WRITTEN REQUEST: Extract the full listing below without altering a single character.

PROVIDED DATA:
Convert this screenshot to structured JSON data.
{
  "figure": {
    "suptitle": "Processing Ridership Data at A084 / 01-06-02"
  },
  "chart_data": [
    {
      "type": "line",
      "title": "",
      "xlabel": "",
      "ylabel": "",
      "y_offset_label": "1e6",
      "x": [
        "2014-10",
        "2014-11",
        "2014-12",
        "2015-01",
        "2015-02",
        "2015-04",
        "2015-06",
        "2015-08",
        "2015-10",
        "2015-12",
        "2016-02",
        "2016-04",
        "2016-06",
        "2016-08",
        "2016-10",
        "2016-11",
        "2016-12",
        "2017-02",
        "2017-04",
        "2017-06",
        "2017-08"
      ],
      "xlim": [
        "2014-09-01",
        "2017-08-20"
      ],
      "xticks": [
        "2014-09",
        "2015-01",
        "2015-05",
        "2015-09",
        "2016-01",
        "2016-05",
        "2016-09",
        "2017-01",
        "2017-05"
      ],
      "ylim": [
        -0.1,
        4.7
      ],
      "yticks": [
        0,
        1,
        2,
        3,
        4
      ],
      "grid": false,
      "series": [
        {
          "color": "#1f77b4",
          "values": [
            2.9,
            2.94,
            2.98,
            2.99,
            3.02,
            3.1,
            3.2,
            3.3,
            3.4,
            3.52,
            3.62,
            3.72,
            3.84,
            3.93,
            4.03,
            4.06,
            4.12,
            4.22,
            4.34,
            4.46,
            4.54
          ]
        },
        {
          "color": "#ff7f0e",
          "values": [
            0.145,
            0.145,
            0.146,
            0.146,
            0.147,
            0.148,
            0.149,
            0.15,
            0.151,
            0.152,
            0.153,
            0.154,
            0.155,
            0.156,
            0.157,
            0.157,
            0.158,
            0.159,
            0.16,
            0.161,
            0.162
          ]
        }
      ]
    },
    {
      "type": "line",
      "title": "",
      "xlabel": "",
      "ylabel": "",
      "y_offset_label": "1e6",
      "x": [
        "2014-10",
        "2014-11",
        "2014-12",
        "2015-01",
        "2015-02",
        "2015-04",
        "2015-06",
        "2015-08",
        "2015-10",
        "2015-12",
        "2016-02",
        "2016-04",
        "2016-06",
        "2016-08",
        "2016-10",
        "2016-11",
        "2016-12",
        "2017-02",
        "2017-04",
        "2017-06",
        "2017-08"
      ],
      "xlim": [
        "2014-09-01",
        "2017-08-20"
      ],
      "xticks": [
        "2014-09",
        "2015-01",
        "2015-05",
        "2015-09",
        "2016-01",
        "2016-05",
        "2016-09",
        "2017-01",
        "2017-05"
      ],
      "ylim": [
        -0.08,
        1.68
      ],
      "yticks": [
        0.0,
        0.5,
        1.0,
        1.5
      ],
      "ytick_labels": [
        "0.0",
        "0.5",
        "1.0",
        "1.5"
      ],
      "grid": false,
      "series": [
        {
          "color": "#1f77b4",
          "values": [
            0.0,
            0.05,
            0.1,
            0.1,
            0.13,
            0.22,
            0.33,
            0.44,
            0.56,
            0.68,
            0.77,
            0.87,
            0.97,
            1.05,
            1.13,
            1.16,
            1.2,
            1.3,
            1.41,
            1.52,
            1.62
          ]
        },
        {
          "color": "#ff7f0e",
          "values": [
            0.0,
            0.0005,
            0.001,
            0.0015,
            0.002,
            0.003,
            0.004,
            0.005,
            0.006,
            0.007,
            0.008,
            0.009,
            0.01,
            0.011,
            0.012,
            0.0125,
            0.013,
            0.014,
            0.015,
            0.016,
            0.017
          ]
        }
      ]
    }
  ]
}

WRITTEN ANSWER:
Convert this screenshot to structured JSON data.
{
  "figure": {
    "suptitle": "Processing Ridership Data at A084 / 01-06-02"
  },
  "chart_data": [
    {
      "type": "line",
      "title": "",
      "xlabel": "",
      "ylabel": "",
      "y_offset_label": "1e6",
      "x": [
        "2014-10",
        "2014-11",
        "2014-12",
        "2015-01",
        "2015-02",
        "2015-04",
        "2015-06",
        "2015-08",
        "2015-10",
        "2015-12",
        "2016-02",
        "2016-04",
        "2016-06",
        "2016-08",
        "2016-10",
        "2016-11",
        "2016-12",
        "2017-02",
        "2017-04",
        "2017-06",
        "2017-08"
      ],
      "xlim": [
        "2014-09-01",
        "2017-08-20"
      ],
      "xticks": [
        "2014-09",
        "2015-01",
        "2015-05",
        "2015-09",
        "2016-01",
        "2016-05",
        "2016-09",
        "2017-01",
        "2017-05"
      ],
      "ylim": [
        -0.1,
        4.7
      ],
      "yticks": [
        0,
        1,
        2,
        3,
        4
      ],
      "grid": false,
      "series": [
        {
          "color": "#1f77b4",
          "values": [
            2.9,
            2.94,
            2.98,
            2.99,
            3.02,
            3.1,
            3.2,
            3.3,
            3.4,
            3.52,
            3.62,
            3.72,
            3.84,
            3.93,
            4.03,
            4.06,
            4.12,
            4.22,
            4.34,
            4.46,
            4.54
          ]
        },
        {
          "color": "#ff7f0e",
          "values": [
            0.145,
            0.145,
            0.146,
            0.146,
            0.147,
            0.148,
            0.149,
            0.15,
            0.151,
            0.152,
            0.153,
            0.154,
            0.155,
            0.156,
            0.157,
            0.157,
            0.158,
            0.159,
            0.16,
            0.161,
            0.162
          ]
        }
      ]
    },
    {
      "type": "line",
      "title": "",
      "xlabel": "",
      "ylabel": "",
      "y_offset_label": "1e6",
      "x": [
        "2014-10",
        "2014-11",
        "2014-12",
        "2015-01",
        "2015-02",
        "2015-04",
        "2015-06",
        "2015-08",
        "2015-10",
        "2015-12",
        "2016-02",
        "2016-04",
        "2016-06",
        "2016-08",
        "2016-10",
        "2016-11",
        "2016-12",
        "2017-02",
        "2017-04",
        "2017-06",
        "2017-08"
      ],
      "xlim": [
        "2014-09-01",
        "2017-08-20"
      ],
      "xticks": [
        "2014-09",
        "2015-01",
        "2015-05",
        "2015-09",
        "2016-01",
        "2016-05",
        "2016-09",
        "2017-01",
        "2017-05"
      ],
      "ylim": [
        -0.08,
        1.68
      ],
      "yticks": [
        0.0,
        0.5,
        1.0,
        1.5
      ],
      "ytick_labels": [
        "0.0",
        "0.5",
        "1.0",
        "1.5"
      ],
      "grid": false,
      "series": [
        {
          "color": "#1f77b4",
          "values": [
            0.0,
            0.05,
            0.1,
            0.1,
            0.13,
            0.22,
            0.33,
            0.44,
            0.56,
            0.68,
            0.77,
            0.87,
            0.97,
            1.05,
            1.13,
            1.16,
            1.2,
            1.3,
            1.41,
            1.52,
            1.62
          ]
        },
        {
          "color": "#ff7f0e",
          "values": [
            0.0,
            0.0005,
            0.001,
            0.0015,
            0.002,
            0.003,
            0.004,
            0.005,
            0.006,
            0.007,
            0.008,
            0.009,
            0.01,
            0.011,
            0.012,
            0.0125,
            0.013,
            0.014,
            0.015,
            0.016,
            0.017
          ]
        }
      ]
    }
  ]
}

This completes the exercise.